━━━ SOURCE DATA
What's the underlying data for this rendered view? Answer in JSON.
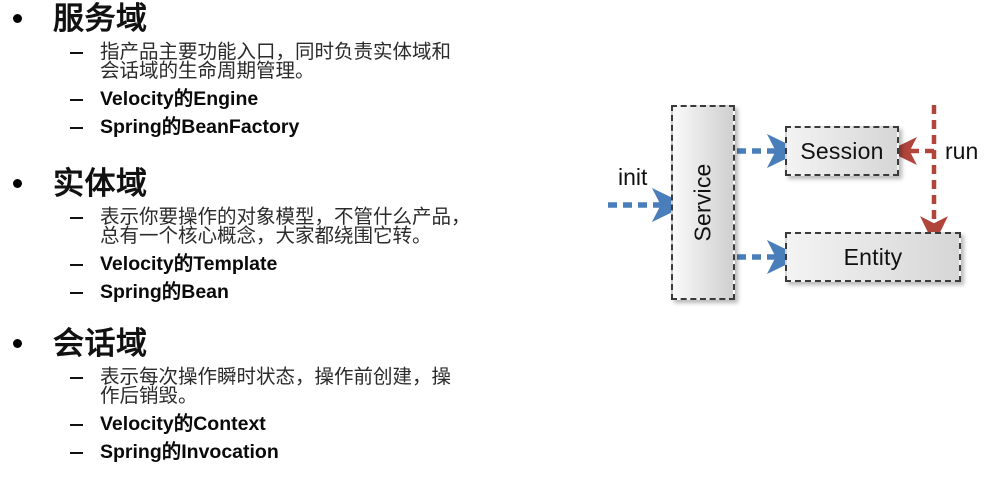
{
  "slide": {
    "background": "#ffffff",
    "accent_blue": "#4a7ebb",
    "accent_red": "#b0453c"
  },
  "outline": {
    "sections": [
      {
        "heading": "服务域",
        "description_line1": "指产品主要功能入口，同时负责实体域和",
        "description_line2": "会话域的生命周期管理。",
        "items": [
          "Velocity的Engine",
          "Spring的BeanFactory"
        ]
      },
      {
        "heading": "实体域",
        "description_line1": "表示你要操作的对象模型，不管什么产品，",
        "description_line2": "总有一个核心概念，大家都绕围它转。",
        "items": [
          "Velocity的Template",
          "Spring的Bean"
        ]
      },
      {
        "heading": "会话域",
        "description_line1": "表示每次操作瞬时状态，操作前创建，操",
        "description_line2": "作后销毁。",
        "items": [
          "Velocity的Context",
          "Spring的Invocation"
        ]
      }
    ]
  },
  "diagram": {
    "nodes": {
      "service": "Service",
      "session": "Session",
      "entity": "Entity"
    },
    "labels": {
      "init": "init",
      "run": "run"
    },
    "edges": [
      {
        "name": "init-to-service",
        "from": "init",
        "to": "service",
        "color": "#4a7ebb",
        "style": "dashed"
      },
      {
        "name": "service-to-session",
        "from": "service",
        "to": "session",
        "color": "#4a7ebb",
        "style": "dashed"
      },
      {
        "name": "service-to-entity",
        "from": "service",
        "to": "entity",
        "color": "#4a7ebb",
        "style": "dashed"
      },
      {
        "name": "run-to-session",
        "from": "run",
        "to": "session",
        "color": "#b0453c",
        "style": "dashed"
      },
      {
        "name": "run-to-entity",
        "from": "run",
        "to": "entity",
        "color": "#b0453c",
        "style": "dashed"
      }
    ]
  }
}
━━━━━━
■ TASK TO CARRY OUT
Write out the listing above exactly as it stands, pictures excluded.

■ WRITTEN ANSWER
What's the underlying data for this rendered view? Answer in JSON.
{
  "slide": {
    "background": "#ffffff",
    "accent_blue": "#4a7ebb",
    "accent_red": "#b0453c"
  },
  "outline": {
    "sections": [
      {
        "heading": "服务域",
        "description_line1": "指产品主要功能入口，同时负责实体域和",
        "description_line2": "会话域的生命周期管理。",
        "items": [
          "Velocity的Engine",
          "Spring的BeanFactory"
        ]
      },
      {
        "heading": "实体域",
        "description_line1": "表示你要操作的对象模型，不管什么产品，",
        "description_line2": "总有一个核心概念，大家都绕围它转。",
        "items": [
          "Velocity的Template",
          "Spring的Bean"
        ]
      },
      {
        "heading": "会话域",
        "description_line1": "表示每次操作瞬时状态，操作前创建，操",
        "description_line2": "作后销毁。",
        "items": [
          "Velocity的Context",
          "Spring的Invocation"
        ]
      }
    ]
  },
  "diagram": {
    "nodes": {
      "service": "Service",
      "session": "Session",
      "entity": "Entity"
    },
    "labels": {
      "init": "init",
      "run": "run"
    },
    "edges": [
      {
        "name": "init-to-service",
        "from": "init",
        "to": "service",
        "color": "#4a7ebb",
        "style": "dashed"
      },
      {
        "name": "service-to-session",
        "from": "service",
        "to": "session",
        "color": "#4a7ebb",
        "style": "dashed"
      },
      {
        "name": "service-to-entity",
        "from": "service",
        "to": "entity",
        "color": "#4a7ebb",
        "style": "dashed"
      },
      {
        "name": "run-to-session",
        "from": "run",
        "to": "session",
        "color": "#b0453c",
        "style": "dashed"
      },
      {
        "name": "run-to-entity",
        "from": "run",
        "to": "entity",
        "color": "#b0453c",
        "style": "dashed"
      }
    ]
  }
}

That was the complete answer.